The answer must consist of every line in the records that contains the word "table".

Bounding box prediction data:
- - -

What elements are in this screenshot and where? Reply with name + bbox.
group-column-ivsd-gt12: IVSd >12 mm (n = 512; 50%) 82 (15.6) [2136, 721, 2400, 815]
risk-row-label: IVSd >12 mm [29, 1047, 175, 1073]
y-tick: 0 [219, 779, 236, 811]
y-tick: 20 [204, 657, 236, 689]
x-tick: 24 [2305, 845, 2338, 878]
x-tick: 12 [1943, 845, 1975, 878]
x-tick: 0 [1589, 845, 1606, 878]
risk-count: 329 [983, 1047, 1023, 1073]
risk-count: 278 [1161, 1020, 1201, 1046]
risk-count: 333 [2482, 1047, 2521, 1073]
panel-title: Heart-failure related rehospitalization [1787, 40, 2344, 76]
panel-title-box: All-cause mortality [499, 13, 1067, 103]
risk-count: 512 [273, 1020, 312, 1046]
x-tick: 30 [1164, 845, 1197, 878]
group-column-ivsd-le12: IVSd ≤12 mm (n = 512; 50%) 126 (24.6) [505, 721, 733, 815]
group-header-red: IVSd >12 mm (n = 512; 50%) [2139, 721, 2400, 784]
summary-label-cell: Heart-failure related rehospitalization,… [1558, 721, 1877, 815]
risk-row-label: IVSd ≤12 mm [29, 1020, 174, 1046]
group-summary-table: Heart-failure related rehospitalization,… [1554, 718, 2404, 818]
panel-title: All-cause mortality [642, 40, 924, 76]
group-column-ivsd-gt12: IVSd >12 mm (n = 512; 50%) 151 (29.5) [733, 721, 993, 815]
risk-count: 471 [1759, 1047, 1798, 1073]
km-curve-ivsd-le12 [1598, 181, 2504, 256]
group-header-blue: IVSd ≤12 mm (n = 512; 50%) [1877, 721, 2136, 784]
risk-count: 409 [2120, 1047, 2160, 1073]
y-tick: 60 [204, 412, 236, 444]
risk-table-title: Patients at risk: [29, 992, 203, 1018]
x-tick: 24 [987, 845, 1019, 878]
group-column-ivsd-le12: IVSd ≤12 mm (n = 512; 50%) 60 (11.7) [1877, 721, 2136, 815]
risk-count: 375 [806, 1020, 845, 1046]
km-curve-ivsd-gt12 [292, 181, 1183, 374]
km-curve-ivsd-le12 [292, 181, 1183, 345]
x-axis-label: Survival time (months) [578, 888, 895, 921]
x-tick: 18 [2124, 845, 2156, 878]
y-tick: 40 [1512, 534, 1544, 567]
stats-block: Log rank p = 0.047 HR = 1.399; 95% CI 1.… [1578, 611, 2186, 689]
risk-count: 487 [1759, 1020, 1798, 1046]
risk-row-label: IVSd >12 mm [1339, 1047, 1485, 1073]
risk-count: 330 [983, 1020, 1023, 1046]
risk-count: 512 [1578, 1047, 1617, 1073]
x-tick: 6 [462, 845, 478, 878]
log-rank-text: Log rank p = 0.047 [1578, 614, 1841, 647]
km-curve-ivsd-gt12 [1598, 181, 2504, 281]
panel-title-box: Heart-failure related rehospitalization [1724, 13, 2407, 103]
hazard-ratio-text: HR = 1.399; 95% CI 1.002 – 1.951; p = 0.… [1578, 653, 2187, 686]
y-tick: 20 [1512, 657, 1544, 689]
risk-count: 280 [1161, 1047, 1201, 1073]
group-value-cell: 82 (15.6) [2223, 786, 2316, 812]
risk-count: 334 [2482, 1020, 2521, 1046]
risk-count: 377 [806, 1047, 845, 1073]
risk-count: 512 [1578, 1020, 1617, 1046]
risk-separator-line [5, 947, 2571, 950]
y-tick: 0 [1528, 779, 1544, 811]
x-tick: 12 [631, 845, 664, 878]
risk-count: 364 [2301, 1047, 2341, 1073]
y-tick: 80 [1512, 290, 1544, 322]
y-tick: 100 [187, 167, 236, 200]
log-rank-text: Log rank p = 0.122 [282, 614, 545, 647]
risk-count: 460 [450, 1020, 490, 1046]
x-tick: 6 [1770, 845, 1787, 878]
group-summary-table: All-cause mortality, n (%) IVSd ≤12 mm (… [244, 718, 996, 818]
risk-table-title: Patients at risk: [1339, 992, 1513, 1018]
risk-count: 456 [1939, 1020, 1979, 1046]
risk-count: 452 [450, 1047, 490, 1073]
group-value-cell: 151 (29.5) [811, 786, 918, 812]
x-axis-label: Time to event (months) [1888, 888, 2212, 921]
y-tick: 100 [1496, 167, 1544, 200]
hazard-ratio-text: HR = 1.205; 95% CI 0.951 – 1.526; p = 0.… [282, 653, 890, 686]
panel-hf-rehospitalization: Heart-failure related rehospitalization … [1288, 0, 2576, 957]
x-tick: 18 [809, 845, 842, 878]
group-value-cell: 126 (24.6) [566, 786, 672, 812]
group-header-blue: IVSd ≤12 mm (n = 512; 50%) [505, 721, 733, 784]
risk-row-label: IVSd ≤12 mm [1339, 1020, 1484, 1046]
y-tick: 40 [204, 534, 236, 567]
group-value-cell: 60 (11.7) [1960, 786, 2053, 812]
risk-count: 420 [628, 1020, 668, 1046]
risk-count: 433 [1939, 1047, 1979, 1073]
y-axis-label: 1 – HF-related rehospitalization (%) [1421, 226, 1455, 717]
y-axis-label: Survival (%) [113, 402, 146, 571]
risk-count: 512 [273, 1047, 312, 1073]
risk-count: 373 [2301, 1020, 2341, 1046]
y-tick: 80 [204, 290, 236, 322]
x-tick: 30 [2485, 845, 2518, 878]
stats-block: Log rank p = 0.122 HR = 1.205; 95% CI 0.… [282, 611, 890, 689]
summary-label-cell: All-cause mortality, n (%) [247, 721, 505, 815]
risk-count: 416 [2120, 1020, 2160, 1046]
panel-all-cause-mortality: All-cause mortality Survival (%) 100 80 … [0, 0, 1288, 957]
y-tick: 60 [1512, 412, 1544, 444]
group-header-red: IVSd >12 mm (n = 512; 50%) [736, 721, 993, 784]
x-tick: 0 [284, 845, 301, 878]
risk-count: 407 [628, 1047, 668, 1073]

- - -

Response to this exercise:
group-summary-table: Heart-failure related rehospitalization,… [1554, 718, 2404, 818]
risk-table-title: Patients at risk: [29, 992, 203, 1018]
group-summary-table: All-cause mortality, n (%) IVSd ≤12 mm (… [244, 718, 996, 818]
risk-table-title: Patients at risk: [1339, 992, 1513, 1018]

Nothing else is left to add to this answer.